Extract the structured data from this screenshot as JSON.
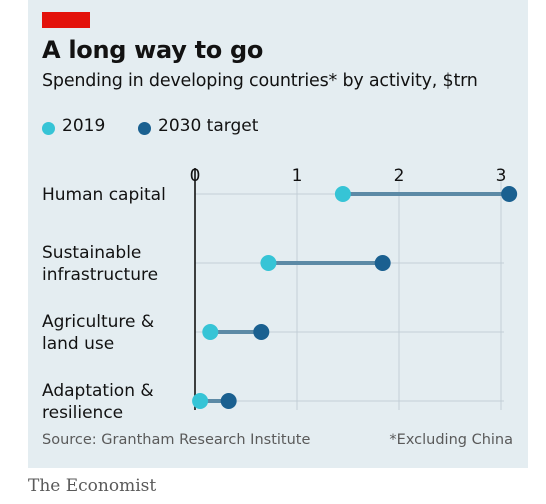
{
  "title": "A long way to go",
  "subtitle": "Spending in developing countries* by activity, $trn",
  "legend": [
    {
      "label": "2019",
      "color": "#36c4d6"
    },
    {
      "label": "2030 target",
      "color": "#1a6090"
    }
  ],
  "source": "Source: Grantham Research Institute",
  "footnote": "*Excluding China",
  "brand": "The Economist",
  "colors": {
    "accent": "#e3120b",
    "background": "#e4edf1",
    "connector": "#5c8aa6"
  },
  "chart_data": {
    "type": "dumbbell",
    "title": "A long way to go",
    "subtitle": "Spending in developing countries* by activity, $trn",
    "xlim": [
      0,
      3
    ],
    "xticks": [
      0,
      1,
      2,
      3
    ],
    "grid": true,
    "legend_placement": "top-left",
    "categories": [
      [
        "Human capital"
      ],
      [
        "Sustainable",
        "infrastructure"
      ],
      [
        "Agriculture &",
        "land use"
      ],
      [
        "Adaptation &",
        "resilience"
      ]
    ],
    "series": [
      {
        "name": "2019",
        "color": "#36c4d6",
        "values": [
          1.45,
          0.72,
          0.15,
          0.05
        ]
      },
      {
        "name": "2030 target",
        "color": "#1a6090",
        "values": [
          3.08,
          1.84,
          0.65,
          0.33
        ]
      }
    ]
  }
}
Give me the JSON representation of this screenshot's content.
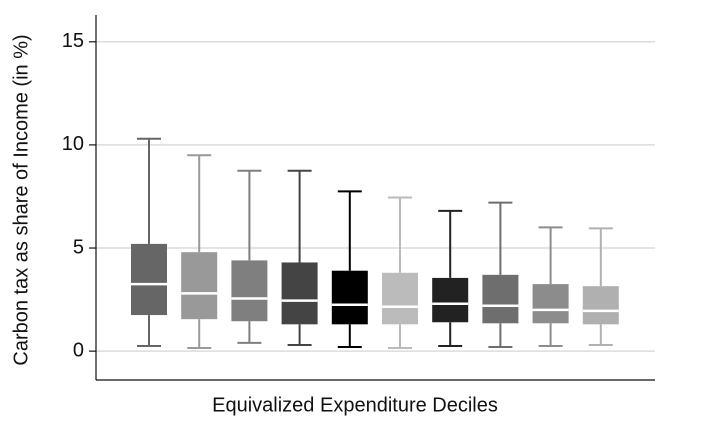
{
  "chart_data": {
    "type": "box",
    "x_label": "Equivalized Expenditure Deciles",
    "y_label": "Carbon tax as share of Income (in %)",
    "categories": [
      null,
      null,
      null,
      null,
      null,
      null,
      null,
      null,
      null,
      null
    ],
    "boxes": [
      {
        "whislo": 0.25,
        "q1": 1.75,
        "med": 3.25,
        "q3": 5.2,
        "whishi": 10.3,
        "color": "#666666"
      },
      {
        "whislo": 0.15,
        "q1": 1.55,
        "med": 2.8,
        "q3": 4.8,
        "whishi": 9.5,
        "color": "#999999"
      },
      {
        "whislo": 0.4,
        "q1": 1.45,
        "med": 2.55,
        "q3": 4.4,
        "whishi": 8.75,
        "color": "#7f7f7f"
      },
      {
        "whislo": 0.3,
        "q1": 1.3,
        "med": 2.45,
        "q3": 4.3,
        "whishi": 8.75,
        "color": "#444444"
      },
      {
        "whislo": 0.2,
        "q1": 1.3,
        "med": 2.25,
        "q3": 3.9,
        "whishi": 7.75,
        "color": "#000000"
      },
      {
        "whislo": 0.15,
        "q1": 1.3,
        "med": 2.15,
        "q3": 3.8,
        "whishi": 7.45,
        "color": "#bbbbbb"
      },
      {
        "whislo": 0.25,
        "q1": 1.4,
        "med": 2.3,
        "q3": 3.55,
        "whishi": 6.8,
        "color": "#222222"
      },
      {
        "whislo": 0.2,
        "q1": 1.35,
        "med": 2.2,
        "q3": 3.7,
        "whishi": 7.2,
        "color": "#6e6e6e"
      },
      {
        "whislo": 0.25,
        "q1": 1.35,
        "med": 2.0,
        "q3": 3.25,
        "whishi": 6.0,
        "color": "#8c8c8c"
      },
      {
        "whislo": 0.3,
        "q1": 1.3,
        "med": 1.95,
        "q3": 3.15,
        "whishi": 5.95,
        "color": "#b0b0b0"
      }
    ],
    "ylim": [
      -1.4,
      16.3
    ],
    "yticks": [
      0,
      5,
      10,
      15
    ],
    "grid": true
  }
}
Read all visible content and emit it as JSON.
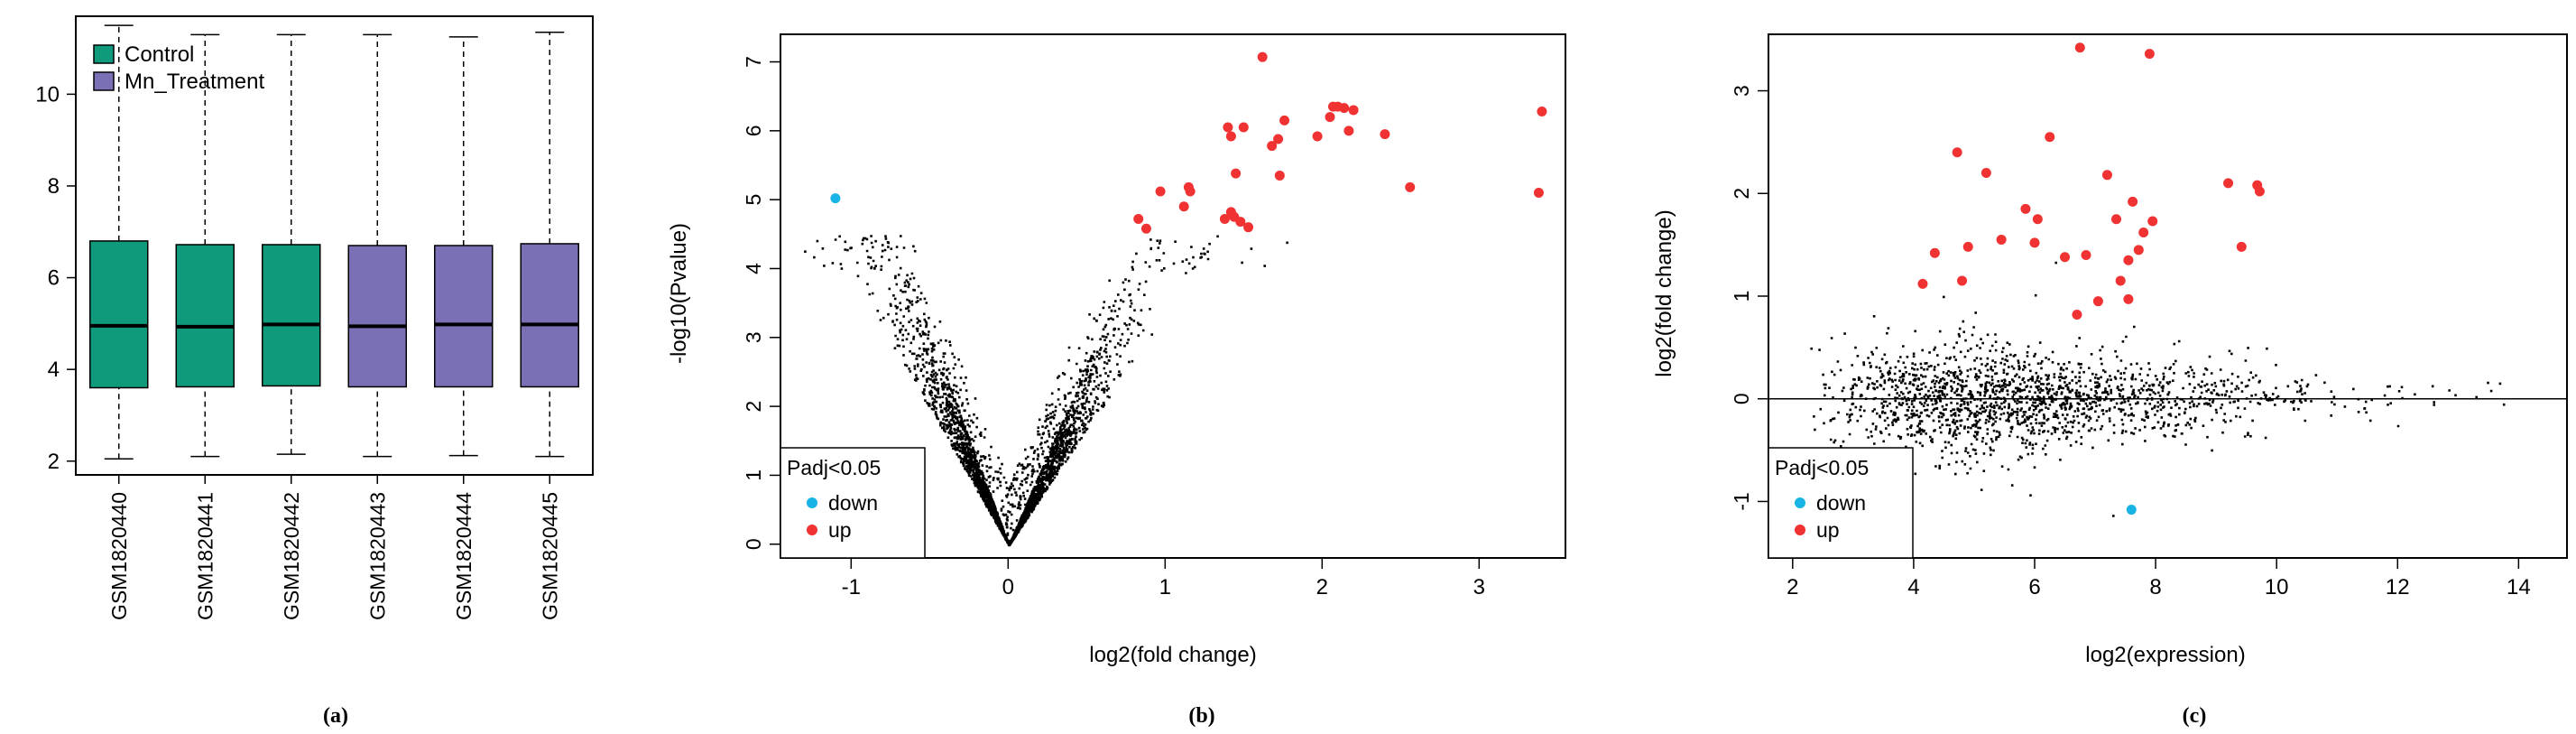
==========
#### Task requirements:
Identify the lines of the data that contain the word "JSON". Copy each of them.

#### Solution for this task:
Extract the structured data from this screenshot as JSON.
Give me the JSON representation of this screenshot's content.
Read all visible content and emit it as JSON.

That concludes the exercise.